Repeat the listing that follows, character for character, minus the pictures.

* Recorded data *
»»

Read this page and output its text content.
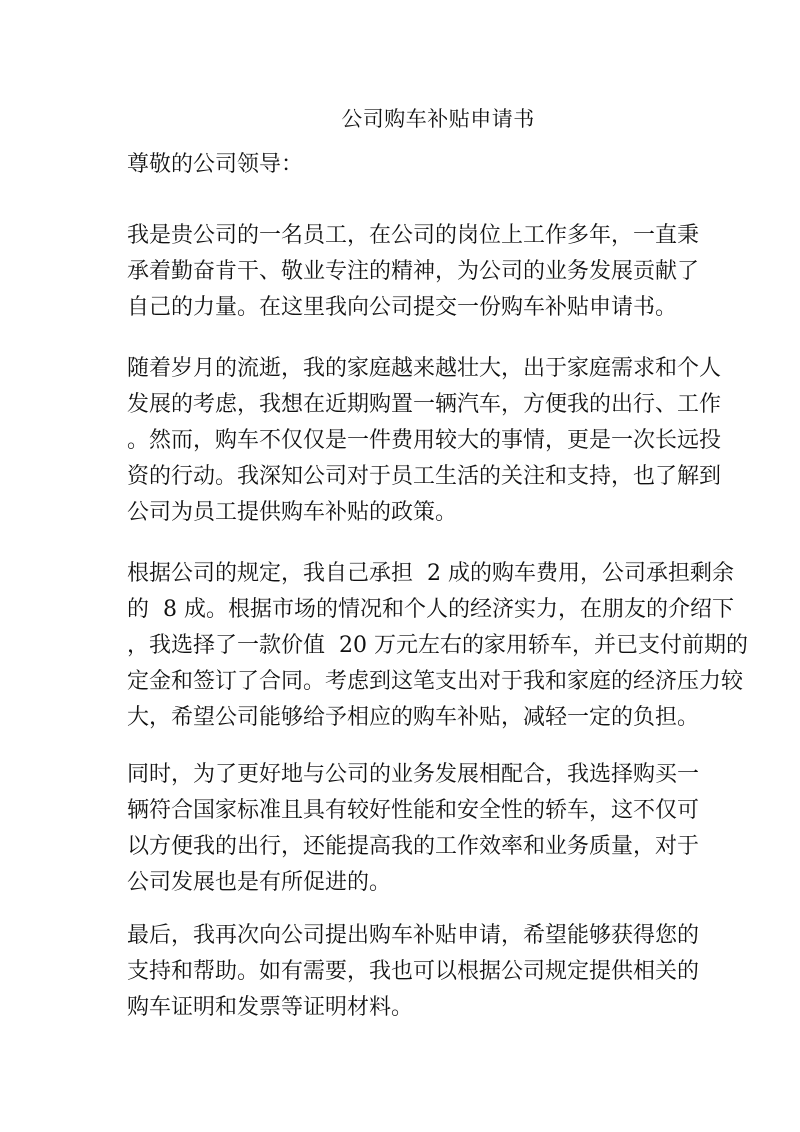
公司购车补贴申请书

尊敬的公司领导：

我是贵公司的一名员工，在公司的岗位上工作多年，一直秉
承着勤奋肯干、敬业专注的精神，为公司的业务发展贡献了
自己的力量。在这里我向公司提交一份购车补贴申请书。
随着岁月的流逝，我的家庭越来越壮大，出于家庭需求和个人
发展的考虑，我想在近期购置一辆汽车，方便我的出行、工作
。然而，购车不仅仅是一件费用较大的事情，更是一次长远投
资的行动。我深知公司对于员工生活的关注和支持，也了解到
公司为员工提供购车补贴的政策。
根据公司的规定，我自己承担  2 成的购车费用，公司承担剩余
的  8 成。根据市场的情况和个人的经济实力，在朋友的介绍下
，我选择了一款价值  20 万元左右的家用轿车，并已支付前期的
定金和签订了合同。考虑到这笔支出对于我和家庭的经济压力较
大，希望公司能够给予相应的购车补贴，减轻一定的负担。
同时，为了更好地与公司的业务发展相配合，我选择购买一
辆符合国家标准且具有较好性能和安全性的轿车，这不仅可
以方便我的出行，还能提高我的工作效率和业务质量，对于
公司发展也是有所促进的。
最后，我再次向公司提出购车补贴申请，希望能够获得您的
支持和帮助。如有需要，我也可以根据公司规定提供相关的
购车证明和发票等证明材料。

««

* ANSWER TO THIS TASK *
Read this page and output its text content.
公司购车补贴申请书

尊敬的公司领导：

我是贵公司的一名员工，在公司的岗位上工作多年，一直秉
承着勤奋肯干、敬业专注的精神，为公司的业务发展贡献了
自己的力量。在这里我向公司提交一份购车补贴申请书。
随着岁月的流逝，我的家庭越来越壮大，出于家庭需求和个人
发展的考虑，我想在近期购置一辆汽车，方便我的出行、工作
。然而，购车不仅仅是一件费用较大的事情，更是一次长远投
资的行动。我深知公司对于员工生活的关注和支持，也了解到
公司为员工提供购车补贴的政策。
根据公司的规定，我自己承担  2 成的购车费用，公司承担剩余
的  8 成。根据市场的情况和个人的经济实力，在朋友的介绍下
，我选择了一款价值  20 万元左右的家用轿车，并已支付前期的
定金和签订了合同。考虑到这笔支出对于我和家庭的经济压力较
大，希望公司能够给予相应的购车补贴，减轻一定的负担。
同时，为了更好地与公司的业务发展相配合，我选择购买一
辆符合国家标准且具有较好性能和安全性的轿车，这不仅可
以方便我的出行，还能提高我的工作效率和业务质量，对于
公司发展也是有所促进的。
最后，我再次向公司提出购车补贴申请，希望能够获得您的
支持和帮助。如有需要，我也可以根据公司规定提供相关的
购车证明和发票等证明材料。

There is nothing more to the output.